■ Stated goal:
Your task is to transcribe the data in full.

■ Records shown:
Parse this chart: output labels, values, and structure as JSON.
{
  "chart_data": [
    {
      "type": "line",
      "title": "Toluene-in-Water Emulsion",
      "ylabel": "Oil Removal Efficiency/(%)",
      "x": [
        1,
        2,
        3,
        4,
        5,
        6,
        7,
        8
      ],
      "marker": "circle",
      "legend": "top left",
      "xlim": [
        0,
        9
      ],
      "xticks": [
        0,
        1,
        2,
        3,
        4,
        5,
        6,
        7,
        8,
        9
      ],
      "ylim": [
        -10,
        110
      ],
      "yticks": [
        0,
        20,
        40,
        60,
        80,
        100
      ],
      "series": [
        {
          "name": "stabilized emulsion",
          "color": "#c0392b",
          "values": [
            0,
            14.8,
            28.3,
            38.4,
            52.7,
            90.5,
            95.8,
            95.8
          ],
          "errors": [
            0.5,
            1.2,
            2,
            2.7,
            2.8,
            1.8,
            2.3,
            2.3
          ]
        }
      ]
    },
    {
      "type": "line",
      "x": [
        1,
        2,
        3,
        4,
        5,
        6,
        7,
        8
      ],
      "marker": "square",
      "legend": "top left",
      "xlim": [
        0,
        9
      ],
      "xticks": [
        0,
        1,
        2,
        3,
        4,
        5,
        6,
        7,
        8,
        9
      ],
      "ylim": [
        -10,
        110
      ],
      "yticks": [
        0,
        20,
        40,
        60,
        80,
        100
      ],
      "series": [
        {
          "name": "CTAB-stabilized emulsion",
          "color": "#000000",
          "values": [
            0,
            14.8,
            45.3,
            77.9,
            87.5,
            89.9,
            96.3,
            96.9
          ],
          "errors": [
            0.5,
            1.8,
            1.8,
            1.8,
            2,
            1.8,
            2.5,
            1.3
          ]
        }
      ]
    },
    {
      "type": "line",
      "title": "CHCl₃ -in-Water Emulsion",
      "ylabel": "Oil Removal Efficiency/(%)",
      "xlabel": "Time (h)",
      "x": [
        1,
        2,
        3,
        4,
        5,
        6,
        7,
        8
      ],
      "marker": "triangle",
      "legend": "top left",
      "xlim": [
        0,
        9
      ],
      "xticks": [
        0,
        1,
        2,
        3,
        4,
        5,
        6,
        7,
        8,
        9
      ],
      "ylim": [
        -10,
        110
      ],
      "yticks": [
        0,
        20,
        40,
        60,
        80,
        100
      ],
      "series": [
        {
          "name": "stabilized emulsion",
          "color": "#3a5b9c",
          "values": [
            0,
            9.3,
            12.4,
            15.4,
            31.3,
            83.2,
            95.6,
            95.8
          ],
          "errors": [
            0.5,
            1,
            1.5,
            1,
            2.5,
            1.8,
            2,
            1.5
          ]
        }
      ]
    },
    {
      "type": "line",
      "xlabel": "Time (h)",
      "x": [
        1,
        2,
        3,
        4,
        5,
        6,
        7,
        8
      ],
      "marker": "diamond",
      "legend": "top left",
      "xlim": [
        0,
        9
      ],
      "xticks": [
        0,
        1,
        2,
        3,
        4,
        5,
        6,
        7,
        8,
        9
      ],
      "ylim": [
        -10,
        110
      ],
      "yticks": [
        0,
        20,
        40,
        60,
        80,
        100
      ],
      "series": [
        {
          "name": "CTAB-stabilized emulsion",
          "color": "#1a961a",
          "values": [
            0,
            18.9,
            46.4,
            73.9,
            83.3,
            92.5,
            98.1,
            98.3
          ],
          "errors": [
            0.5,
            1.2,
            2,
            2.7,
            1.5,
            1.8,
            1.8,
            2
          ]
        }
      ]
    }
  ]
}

■ Right answer:
Parse this chart: output labels, values, and structure as JSON.
{
  "chart_data": [
    {
      "type": "line",
      "title": "Toluene-in-Water Emulsion",
      "ylabel": "Oil Removal Efficiency/(%)",
      "x": [
        1,
        2,
        3,
        4,
        5,
        6,
        7,
        8
      ],
      "marker": "circle",
      "legend": "top left",
      "xlim": [
        0,
        9
      ],
      "xticks": [
        0,
        1,
        2,
        3,
        4,
        5,
        6,
        7,
        8,
        9
      ],
      "ylim": [
        -10,
        110
      ],
      "yticks": [
        0,
        20,
        40,
        60,
        80,
        100
      ],
      "series": [
        {
          "name": "stabilized emulsion",
          "color": "#c0392b",
          "values": [
            0,
            14.8,
            28.3,
            38.4,
            52.7,
            90.5,
            95.8,
            95.8
          ],
          "errors": [
            0.5,
            1.2,
            2,
            2.7,
            2.8,
            1.8,
            2.3,
            2.3
          ]
        }
      ]
    },
    {
      "type": "line",
      "x": [
        1,
        2,
        3,
        4,
        5,
        6,
        7,
        8
      ],
      "marker": "square",
      "legend": "top left",
      "xlim": [
        0,
        9
      ],
      "xticks": [
        0,
        1,
        2,
        3,
        4,
        5,
        6,
        7,
        8,
        9
      ],
      "ylim": [
        -10,
        110
      ],
      "yticks": [
        0,
        20,
        40,
        60,
        80,
        100
      ],
      "series": [
        {
          "name": "CTAB-stabilized emulsion",
          "color": "#000000",
          "values": [
            0,
            14.8,
            45.3,
            77.9,
            87.5,
            89.9,
            96.3,
            96.9
          ],
          "errors": [
            0.5,
            1.8,
            1.8,
            1.8,
            2,
            1.8,
            2.5,
            1.3
          ]
        }
      ]
    },
    {
      "type": "line",
      "title": "CHCl₃ -in-Water Emulsion",
      "ylabel": "Oil Removal Efficiency/(%)",
      "xlabel": "Time (h)",
      "x": [
        1,
        2,
        3,
        4,
        5,
        6,
        7,
        8
      ],
      "marker": "triangle",
      "legend": "top left",
      "xlim": [
        0,
        9
      ],
      "xticks": [
        0,
        1,
        2,
        3,
        4,
        5,
        6,
        7,
        8,
        9
      ],
      "ylim": [
        -10,
        110
      ],
      "yticks": [
        0,
        20,
        40,
        60,
        80,
        100
      ],
      "series": [
        {
          "name": "stabilized emulsion",
          "color": "#3a5b9c",
          "values": [
            0,
            9.3,
            12.4,
            15.4,
            31.3,
            83.2,
            95.6,
            95.8
          ],
          "errors": [
            0.5,
            1,
            1.5,
            1,
            2.5,
            1.8,
            2,
            1.5
          ]
        }
      ]
    },
    {
      "type": "line",
      "xlabel": "Time (h)",
      "x": [
        1,
        2,
        3,
        4,
        5,
        6,
        7,
        8
      ],
      "marker": "diamond",
      "legend": "top left",
      "xlim": [
        0,
        9
      ],
      "xticks": [
        0,
        1,
        2,
        3,
        4,
        5,
        6,
        7,
        8,
        9
      ],
      "ylim": [
        -10,
        110
      ],
      "yticks": [
        0,
        20,
        40,
        60,
        80,
        100
      ],
      "series": [
        {
          "name": "CTAB-stabilized emulsion",
          "color": "#1a961a",
          "values": [
            0,
            18.9,
            46.4,
            73.9,
            83.3,
            92.5,
            98.1,
            98.3
          ],
          "errors": [
            0.5,
            1.2,
            2,
            2.7,
            1.5,
            1.8,
            1.8,
            2
          ]
        }
      ]
    }
  ]
}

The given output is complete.